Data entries

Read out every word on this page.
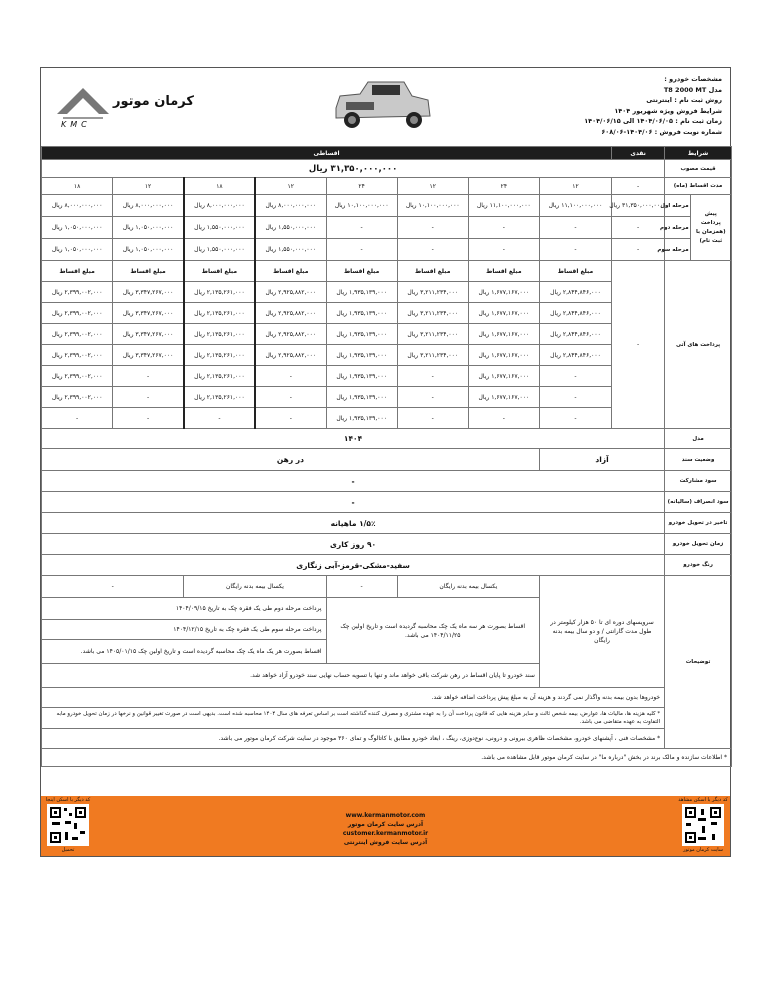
کرمان موتور
KMC
مشخصات خودرو :
مدل T8 2000 MT
روش ثبت نام : اینترنتی
شرایط فروش ویژه شهریور ۱۴۰۴
زمان ثبت نام : ۱۴۰۴/۰۶/۰۵ الی ۱۴۰۴/۰۶/۱۵
شماره نوبت فروش : ۱۴۰۴/۰۶-۶۰۸/۰۶
شرایط		نقدی	اقساطی							
قیمت مصوب		۳۱,۳۵۰,۰۰۰,۰۰۰ ریال								
مدت اقساط (ماه)		-	۱۲	۲۴	۱۲	۲۴	۱۲	۱۸	۱۲	۱۸
پیش پرداخت
(همزمان با ثبت نام)	مرحله اول	۳۱,۳۵۰,۰۰۰,۰۰۰ ریال	۱۱,۱۰۰,۰۰۰,۰۰۰ ریال	۱۱,۱۰۰,۰۰۰,۰۰۰ ریال	۱۰,۱۰۰,۰۰۰,۰۰۰ ریال	۱۰,۱۰۰,۰۰۰,۰۰۰ ریال	۸,۰۰۰,۰۰۰,۰۰۰ ریال	۸,۰۰۰,۰۰۰,۰۰۰ ریال	۸,۰۰۰,۰۰۰,۰۰۰ ریال	۸,۰۰۰,۰۰۰,۰۰۰ ریال
	مرحله دوم	-	-	-	-	-	۱,۵۵۰,۰۰۰,۰۰۰ ریال	۱,۵۵۰,۰۰۰,۰۰۰ ریال	۱,۰۵۰,۰۰۰,۰۰۰ ریال	۱,۰۵۰,۰۰۰,۰۰۰ ریال
	مرحله سوم	-	-	-	-	-	۱,۵۵۰,۰۰۰,۰۰۰ ریال	۱,۵۵۰,۰۰۰,۰۰۰ ریال	۱,۰۵۰,۰۰۰,۰۰۰ ریال	۱,۰۵۰,۰۰۰,۰۰۰ ریال
پرداخت های آتی		-	مبلغ اقساط	مبلغ اقساط	مبلغ اقساط	مبلغ اقساط	مبلغ اقساط	مبلغ اقساط	مبلغ اقساط	مبلغ اقساط
			۲,۸۴۴,۸۴۶,۰۰۰ ریال	۱,۶۷۷,۱۶۷,۰۰۰ ریال	۳,۲۱۱,۲۳۴,۰۰۰ ریال	۱,۹۳۵,۱۳۹,۰۰۰ ریال	۲,۹۲۵,۸۸۲,۰۰۰ ریال	۲,۱۳۵,۲۶۱,۰۰۰ ریال	۳,۳۴۷,۲۶۷,۰۰۰ ریال	۲,۳۹۹,۰۰۲,۰۰۰ ریال
			۲,۸۴۴,۸۴۶,۰۰۰ ریال	۱,۶۷۷,۱۶۷,۰۰۰ ریال	۳,۲۱۱,۲۳۴,۰۰۰ ریال	۱,۹۳۵,۱۳۹,۰۰۰ ریال	۲,۹۲۵,۸۸۲,۰۰۰ ریال	۲,۱۳۵,۲۶۱,۰۰۰ ریال	۳,۳۴۷,۲۶۷,۰۰۰ ریال	۲,۳۹۹,۰۰۲,۰۰۰ ریال
			۲,۸۴۴,۸۴۶,۰۰۰ ریال	۱,۶۷۷,۱۶۷,۰۰۰ ریال	۳,۲۱۱,۲۳۴,۰۰۰ ریال	۱,۹۳۵,۱۳۹,۰۰۰ ریال	۲,۹۲۵,۸۸۲,۰۰۰ ریال	۲,۱۳۵,۲۶۱,۰۰۰ ریال	۳,۳۴۷,۲۶۷,۰۰۰ ریال	۲,۳۹۹,۰۰۲,۰۰۰ ریال
			۲,۸۴۴,۸۴۶,۰۰۰ ریال	۱,۶۷۷,۱۶۷,۰۰۰ ریال	۳,۲۱۱,۲۳۴,۰۰۰ ریال	۱,۹۳۵,۱۳۹,۰۰۰ ریال	۲,۹۲۵,۸۸۲,۰۰۰ ریال	۲,۱۳۵,۲۶۱,۰۰۰ ریال	۳,۳۴۷,۲۶۷,۰۰۰ ریال	۲,۳۹۹,۰۰۲,۰۰۰ ریال
			-	۱,۶۷۷,۱۶۷,۰۰۰ ریال	-	۱,۹۳۵,۱۳۹,۰۰۰ ریال	-	۲,۱۳۵,۲۶۱,۰۰۰ ریال	-	۲,۳۹۹,۰۰۲,۰۰۰ ریال
			-	۱,۶۷۷,۱۶۷,۰۰۰ ریال	-	۱,۹۳۵,۱۳۹,۰۰۰ ریال	-	۲,۱۳۵,۲۶۱,۰۰۰ ریال	-	۲,۳۹۹,۰۰۲,۰۰۰ ریال
			-	-	-	۱,۹۳۵,۱۳۹,۰۰۰ ریال	-	-	-	-
مدل		۱۴۰۴								
وضعیت سند		آزاد		در رهن						
سود مشارکت		-								
سود انصراف (سالیانه)		-								
تاخیر در تحویل خودرو		۱/۵٪ ماهیانه								
زمان تحویل خودرو		۹۰ روز کاری								
رنگ خودرو		سفید-مشکی-قرمز-آبی زنگاری								
توضیحات		سرویسهای دوره ای تا ۵۰ هزار کیلومتر در طول مدت گارانتی / و دو سال بیمه بدنه رایگان		یکسال بیمه بدنه رایگان		-	یکسال بیمه بدنه رایگان		-	
				اقساط بصورت هر سه ماه یک چک محاسبه گردیده است و تاریخ اولین چک ۱۴۰۴/۱۱/۲۵ می باشد.			پرداخت مرحله دوم طی یک فقره چک به تاریخ ۱۴۰۴/۰۹/۱۵			
							پرداخت مرحله سوم طی یک فقره چک به تاریخ ۱۴۰۴/۱۲/۱۵			
							اقساط بصورت هر یک ماه یک چک محاسبه گردیده است و تاریخ اولین چک ۱۴۰۵/۰۱/۱۵ می باشد.			
				سند خودرو تا پایان اقساط در رهن شرکت باقی خواهد ماند و تنها با تسویه حساب نهایی سند خودرو آزاد خواهد شد.						
		خودروها بدون بیمه بدنه واگذار نمی گردند و هزینه آن به مبلغ پیش پرداخت اضافه خواهد شد.								
		* کلیه هزینه ها، مالیات ها، عوارض، بیمه شخص ثالث و سایر هزینه هایی که قانون پرداخت آن را به عهده مشتری و مصرف کننده گذاشته است بر اساس تعرفه های سال ۱۴۰۴ محاسبه شده است. بدیهی است در صورت تغییر قوانین و نرخها در زمان تحویل خودرو مابه التفاوت به عهده متقاضی می باشد.								
		* مشخصات فنی ، آپشنهای خودرو، مشخصات ظاهری بیرونی و درونی، نوع‌دوزی، رینگ ، ابعاد خودرو مطابق با کاتالوگ و تمای ۳۶۰ موجود در سایت شرکت کرمان موتور می باشد.								
* اطلاعات سازنده و مالک برند در بخش "درباره ما" در سایت کرمان موتور قابل مشاهده می باشد.										
کد دیگر با اسکن اینجا
تحمیل
www.kermanmotor.com
آدرس سایت کرمان موتور
customer.kermanmotor.ir
آدرس سایت فروش اینترنتی
کد دیگر با اسکن مشاهد
سایت کرمان موتور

SHORT PROBLEM — Without the pictures, restate all the entries above exactly.

FINISHED ANSWER —
Read out every word on this page.
کرمان موتور
KMC
مشخصات خودرو :
مدل T8 2000 MT
روش ثبت نام : اینترنتی
شرایط فروش ویژه شهریور ۱۴۰۴
زمان ثبت نام : ۱۴۰۴/۰۶/۰۵ الی ۱۴۰۴/۰۶/۱۵
شماره نوبت فروش : ۱۴۰۴/۰۶-۶۰۸/۰۶
شرایط		نقدی	اقساطی							
قیمت مصوب		۳۱,۳۵۰,۰۰۰,۰۰۰ ریال								
مدت اقساط (ماه)		-	۱۲	۲۴	۱۲	۲۴	۱۲	۱۸	۱۲	۱۸
پیش پرداخت
(همزمان با ثبت نام)	مرحله اول	۳۱,۳۵۰,۰۰۰,۰۰۰ ریال	۱۱,۱۰۰,۰۰۰,۰۰۰ ریال	۱۱,۱۰۰,۰۰۰,۰۰۰ ریال	۱۰,۱۰۰,۰۰۰,۰۰۰ ریال	۱۰,۱۰۰,۰۰۰,۰۰۰ ریال	۸,۰۰۰,۰۰۰,۰۰۰ ریال	۸,۰۰۰,۰۰۰,۰۰۰ ریال	۸,۰۰۰,۰۰۰,۰۰۰ ریال	۸,۰۰۰,۰۰۰,۰۰۰ ریال
	مرحله دوم	-	-	-	-	-	۱,۵۵۰,۰۰۰,۰۰۰ ریال	۱,۵۵۰,۰۰۰,۰۰۰ ریال	۱,۰۵۰,۰۰۰,۰۰۰ ریال	۱,۰۵۰,۰۰۰,۰۰۰ ریال
	مرحله سوم	-	-	-	-	-	۱,۵۵۰,۰۰۰,۰۰۰ ریال	۱,۵۵۰,۰۰۰,۰۰۰ ریال	۱,۰۵۰,۰۰۰,۰۰۰ ریال	۱,۰۵۰,۰۰۰,۰۰۰ ریال
پرداخت های آتی		-	مبلغ اقساط	مبلغ اقساط	مبلغ اقساط	مبلغ اقساط	مبلغ اقساط	مبلغ اقساط	مبلغ اقساط	مبلغ اقساط
			۲,۸۴۴,۸۴۶,۰۰۰ ریال	۱,۶۷۷,۱۶۷,۰۰۰ ریال	۳,۲۱۱,۲۳۴,۰۰۰ ریال	۱,۹۳۵,۱۳۹,۰۰۰ ریال	۲,۹۲۵,۸۸۲,۰۰۰ ریال	۲,۱۳۵,۲۶۱,۰۰۰ ریال	۳,۳۴۷,۲۶۷,۰۰۰ ریال	۲,۳۹۹,۰۰۲,۰۰۰ ریال
			۲,۸۴۴,۸۴۶,۰۰۰ ریال	۱,۶۷۷,۱۶۷,۰۰۰ ریال	۳,۲۱۱,۲۳۴,۰۰۰ ریال	۱,۹۳۵,۱۳۹,۰۰۰ ریال	۲,۹۲۵,۸۸۲,۰۰۰ ریال	۲,۱۳۵,۲۶۱,۰۰۰ ریال	۳,۳۴۷,۲۶۷,۰۰۰ ریال	۲,۳۹۹,۰۰۲,۰۰۰ ریال
			۲,۸۴۴,۸۴۶,۰۰۰ ریال	۱,۶۷۷,۱۶۷,۰۰۰ ریال	۳,۲۱۱,۲۳۴,۰۰۰ ریال	۱,۹۳۵,۱۳۹,۰۰۰ ریال	۲,۹۲۵,۸۸۲,۰۰۰ ریال	۲,۱۳۵,۲۶۱,۰۰۰ ریال	۳,۳۴۷,۲۶۷,۰۰۰ ریال	۲,۳۹۹,۰۰۲,۰۰۰ ریال
			۲,۸۴۴,۸۴۶,۰۰۰ ریال	۱,۶۷۷,۱۶۷,۰۰۰ ریال	۳,۲۱۱,۲۳۴,۰۰۰ ریال	۱,۹۳۵,۱۳۹,۰۰۰ ریال	۲,۹۲۵,۸۸۲,۰۰۰ ریال	۲,۱۳۵,۲۶۱,۰۰۰ ریال	۳,۳۴۷,۲۶۷,۰۰۰ ریال	۲,۳۹۹,۰۰۲,۰۰۰ ریال
			-	۱,۶۷۷,۱۶۷,۰۰۰ ریال	-	۱,۹۳۵,۱۳۹,۰۰۰ ریال	-	۲,۱۳۵,۲۶۱,۰۰۰ ریال	-	۲,۳۹۹,۰۰۲,۰۰۰ ریال
			-	۱,۶۷۷,۱۶۷,۰۰۰ ریال	-	۱,۹۳۵,۱۳۹,۰۰۰ ریال	-	۲,۱۳۵,۲۶۱,۰۰۰ ریال	-	۲,۳۹۹,۰۰۲,۰۰۰ ریال
			-	-	-	۱,۹۳۵,۱۳۹,۰۰۰ ریال	-	-	-	-
مدل		۱۴۰۴								
وضعیت سند		آزاد		در رهن						
سود مشارکت		-								
سود انصراف (سالیانه)		-								
تاخیر در تحویل خودرو		۱/۵٪ ماهیانه								
زمان تحویل خودرو		۹۰ روز کاری								
رنگ خودرو		سفید-مشکی-قرمز-آبی زنگاری								
توضیحات		سرویسهای دوره ای تا ۵۰ هزار کیلومتر در طول مدت گارانتی / و دو سال بیمه بدنه رایگان		یکسال بیمه بدنه رایگان		-	یکسال بیمه بدنه رایگان		-	
				اقساط بصورت هر سه ماه یک چک محاسبه گردیده است و تاریخ اولین چک ۱۴۰۴/۱۱/۲۵ می باشد.			پرداخت مرحله دوم طی یک فقره چک به تاریخ ۱۴۰۴/۰۹/۱۵			
							پرداخت مرحله سوم طی یک فقره چک به تاریخ ۱۴۰۴/۱۲/۱۵			
							اقساط بصورت هر یک ماه یک چک محاسبه گردیده است و تاریخ اولین چک ۱۴۰۵/۰۱/۱۵ می باشد.			
				سند خودرو تا پایان اقساط در رهن شرکت باقی خواهد ماند و تنها با تسویه حساب نهایی سند خودرو آزاد خواهد شد.						
		خودروها بدون بیمه بدنه واگذار نمی گردند و هزینه آن به مبلغ پیش پرداخت اضافه خواهد شد.								
		* کلیه هزینه ها، مالیات ها، عوارض، بیمه شخص ثالث و سایر هزینه هایی که قانون پرداخت آن را به عهده مشتری و مصرف کننده گذاشته است بر اساس تعرفه های سال ۱۴۰۴ محاسبه شده است. بدیهی است در صورت تغییر قوانین و نرخها در زمان تحویل خودرو مابه التفاوت به عهده متقاضی می باشد.								
		* مشخصات فنی ، آپشنهای خودرو، مشخصات ظاهری بیرونی و درونی، نوع‌دوزی، رینگ ، ابعاد خودرو مطابق با کاتالوگ و تمای ۳۶۰ موجود در سایت شرکت کرمان موتور می باشد.								
* اطلاعات سازنده و مالک برند در بخش "درباره ما" در سایت کرمان موتور قابل مشاهده می باشد.										
کد دیگر با اسکن اینجا
تحمیل
www.kermanmotor.com
آدرس سایت کرمان موتور
customer.kermanmotor.ir
آدرس سایت فروش اینترنتی
کد دیگر با اسکن مشاهد
سایت کرمان موتور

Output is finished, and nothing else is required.